[Start of Records supplied]

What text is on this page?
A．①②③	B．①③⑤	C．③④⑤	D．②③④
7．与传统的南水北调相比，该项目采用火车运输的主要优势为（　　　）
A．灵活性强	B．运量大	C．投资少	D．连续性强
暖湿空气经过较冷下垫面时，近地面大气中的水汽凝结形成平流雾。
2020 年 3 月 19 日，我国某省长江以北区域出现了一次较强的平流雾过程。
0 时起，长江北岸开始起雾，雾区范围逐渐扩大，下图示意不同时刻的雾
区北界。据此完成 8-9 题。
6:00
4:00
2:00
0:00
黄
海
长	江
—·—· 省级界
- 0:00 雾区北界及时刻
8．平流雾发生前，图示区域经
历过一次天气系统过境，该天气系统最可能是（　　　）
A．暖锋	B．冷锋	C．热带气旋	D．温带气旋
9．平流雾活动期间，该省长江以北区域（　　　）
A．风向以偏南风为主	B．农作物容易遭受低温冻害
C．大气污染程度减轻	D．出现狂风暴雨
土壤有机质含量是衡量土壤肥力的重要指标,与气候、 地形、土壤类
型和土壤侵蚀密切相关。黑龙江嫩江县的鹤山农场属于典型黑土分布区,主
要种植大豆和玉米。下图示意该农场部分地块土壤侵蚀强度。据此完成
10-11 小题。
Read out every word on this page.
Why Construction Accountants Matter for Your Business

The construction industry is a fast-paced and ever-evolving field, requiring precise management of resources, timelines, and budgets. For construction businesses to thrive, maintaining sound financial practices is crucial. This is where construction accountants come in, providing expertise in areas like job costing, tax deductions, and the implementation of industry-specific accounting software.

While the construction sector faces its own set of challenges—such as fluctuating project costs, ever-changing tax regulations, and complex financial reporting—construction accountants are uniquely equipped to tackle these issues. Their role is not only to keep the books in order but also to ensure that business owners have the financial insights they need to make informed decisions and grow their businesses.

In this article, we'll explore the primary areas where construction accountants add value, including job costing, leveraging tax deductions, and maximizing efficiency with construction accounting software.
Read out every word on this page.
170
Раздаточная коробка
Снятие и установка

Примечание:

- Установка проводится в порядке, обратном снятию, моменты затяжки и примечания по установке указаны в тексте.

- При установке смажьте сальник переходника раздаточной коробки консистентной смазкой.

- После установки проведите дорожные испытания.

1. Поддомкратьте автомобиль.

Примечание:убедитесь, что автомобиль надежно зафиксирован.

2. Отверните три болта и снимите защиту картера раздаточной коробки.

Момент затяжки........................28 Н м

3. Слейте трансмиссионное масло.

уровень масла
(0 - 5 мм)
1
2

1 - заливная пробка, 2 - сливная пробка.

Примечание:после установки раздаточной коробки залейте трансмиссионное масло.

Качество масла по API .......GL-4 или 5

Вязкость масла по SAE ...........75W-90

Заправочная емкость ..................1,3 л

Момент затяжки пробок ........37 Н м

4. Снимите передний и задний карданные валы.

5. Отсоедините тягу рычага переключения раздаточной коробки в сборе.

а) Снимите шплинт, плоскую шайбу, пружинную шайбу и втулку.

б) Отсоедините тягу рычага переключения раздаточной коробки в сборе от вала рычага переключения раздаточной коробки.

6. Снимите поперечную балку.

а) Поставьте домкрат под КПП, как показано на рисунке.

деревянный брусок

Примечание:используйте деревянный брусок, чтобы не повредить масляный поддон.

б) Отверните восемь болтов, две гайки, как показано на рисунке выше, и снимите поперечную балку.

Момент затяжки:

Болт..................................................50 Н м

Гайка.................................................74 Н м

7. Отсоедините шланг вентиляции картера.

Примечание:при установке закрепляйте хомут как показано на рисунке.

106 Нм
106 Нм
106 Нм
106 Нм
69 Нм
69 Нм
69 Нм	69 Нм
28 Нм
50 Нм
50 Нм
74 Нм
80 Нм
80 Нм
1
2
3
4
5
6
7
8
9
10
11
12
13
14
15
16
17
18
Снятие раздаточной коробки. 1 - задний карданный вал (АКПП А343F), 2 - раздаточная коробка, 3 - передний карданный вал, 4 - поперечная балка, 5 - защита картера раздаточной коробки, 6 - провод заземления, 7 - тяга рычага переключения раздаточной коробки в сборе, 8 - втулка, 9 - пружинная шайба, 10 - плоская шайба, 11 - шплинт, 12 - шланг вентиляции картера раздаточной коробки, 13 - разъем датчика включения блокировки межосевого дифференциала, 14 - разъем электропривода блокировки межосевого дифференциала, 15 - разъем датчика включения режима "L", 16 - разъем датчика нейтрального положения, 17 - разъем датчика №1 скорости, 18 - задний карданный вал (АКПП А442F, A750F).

[End of Records supplied]

Task requirements
Write out the entries in full, exactly as given.

Reply
What text is on this page?
A．①②③	B．①③⑤	C．③④⑤	D．②③④
7．与传统的南水北调相比，该项目采用火车运输的主要优势为（　　　）
A．灵活性强	B．运量大	C．投资少	D．连续性强
暖湿空气经过较冷下垫面时，近地面大气中的水汽凝结形成平流雾。
2020 年 3 月 19 日，我国某省长江以北区域出现了一次较强的平流雾过程。
0 时起，长江北岸开始起雾，雾区范围逐渐扩大，下图示意不同时刻的雾
区北界。据此完成 8-9 题。
6:00
4:00
2:00
0:00
黄
海
长	江
—·—· 省级界
- 0:00 雾区北界及时刻
8．平流雾发生前，图示区域经
历过一次天气系统过境，该天气系统最可能是（　　　）
A．暖锋	B．冷锋	C．热带气旋	D．温带气旋
9．平流雾活动期间，该省长江以北区域（　　　）
A．风向以偏南风为主	B．农作物容易遭受低温冻害
C．大气污染程度减轻	D．出现狂风暴雨
土壤有机质含量是衡量土壤肥力的重要指标,与气候、 地形、土壤类
型和土壤侵蚀密切相关。黑龙江嫩江县的鹤山农场属于典型黑土分布区,主
要种植大豆和玉米。下图示意该农场部分地块土壤侵蚀强度。据此完成
10-11 小题。
Read out every word on this page.
Why Construction Accountants Matter for Your Business

The construction industry is a fast-paced and ever-evolving field, requiring precise management of resources, timelines, and budgets. For construction businesses to thrive, maintaining sound financial practices is crucial. This is where construction accountants come in, providing expertise in areas like job costing, tax deductions, and the implementation of industry-specific accounting software.

While the construction sector faces its own set of challenges—such as fluctuating project costs, ever-changing tax regulations, and complex financial reporting—construction accountants are uniquely equipped to tackle these issues. Their role is not only to keep the books in order but also to ensure that business owners have the financial insights they need to make informed decisions and grow their businesses.

In this article, we'll explore the primary areas where construction accountants add value, including job costing, leveraging tax deductions, and maximizing efficiency with construction accounting software.
Read out every word on this page.
170
Раздаточная коробка
Снятие и установка

Примечание:

- Установка проводится в порядке, обратном снятию, моменты затяжки и примечания по установке указаны в тексте.

- При установке смажьте сальник переходника раздаточной коробки консистентной смазкой.

- После установки проведите дорожные испытания.

1. Поддомкратьте автомобиль.

Примечание:убедитесь, что автомобиль надежно зафиксирован.

2. Отверните три болта и снимите защиту картера раздаточной коробки.

Момент затяжки........................28 Н м

3. Слейте трансмиссионное масло.

уровень масла
(0 - 5 мм)
1
2

1 - заливная пробка, 2 - сливная пробка.

Примечание:после установки раздаточной коробки залейте трансмиссионное масло.

Качество масла по API .......GL-4 или 5

Вязкость масла по SAE ...........75W-90

Заправочная емкость ..................1,3 л

Момент затяжки пробок ........37 Н м

4. Снимите передний и задний карданные валы.

5. Отсоедините тягу рычага переключения раздаточной коробки в сборе.

а) Снимите шплинт, плоскую шайбу, пружинную шайбу и втулку.

б) Отсоедините тягу рычага переключения раздаточной коробки в сборе от вала рычага переключения раздаточной коробки.

6. Снимите поперечную балку.

а) Поставьте домкрат под КПП, как показано на рисунке.

деревянный брусок

Примечание:используйте деревянный брусок, чтобы не повредить масляный поддон.

б) Отверните восемь болтов, две гайки, как показано на рисунке выше, и снимите поперечную балку.

Момент затяжки:

Болт..................................................50 Н м

Гайка.................................................74 Н м

7. Отсоедините шланг вентиляции картера.

Примечание:при установке закрепляйте хомут как показано на рисунке.

106 Нм
106 Нм
106 Нм
106 Нм
69 Нм
69 Нм
69 Нм	69 Нм
28 Нм
50 Нм
50 Нм
74 Нм
80 Нм
80 Нм
1
2
3
4
5
6
7
8
9
10
11
12
13
14
15
16
17
18
Снятие раздаточной коробки. 1 - задний карданный вал (АКПП А343F), 2 - раздаточная коробка, 3 - передний карданный вал, 4 - поперечная балка, 5 - защита картера раздаточной коробки, 6 - провод заземления, 7 - тяга рычага переключения раздаточной коробки в сборе, 8 - втулка, 9 - пружинная шайба, 10 - плоская шайба, 11 - шплинт, 12 - шланг вентиляции картера раздаточной коробки, 13 - разъем датчика включения блокировки межосевого дифференциала, 14 - разъем электропривода блокировки межосевого дифференциала, 15 - разъем датчика включения режима "L", 16 - разъем датчика нейтрального положения, 17 - разъем датчика №1 скорости, 18 - задний карданный вал (АКПП А442F, A750F).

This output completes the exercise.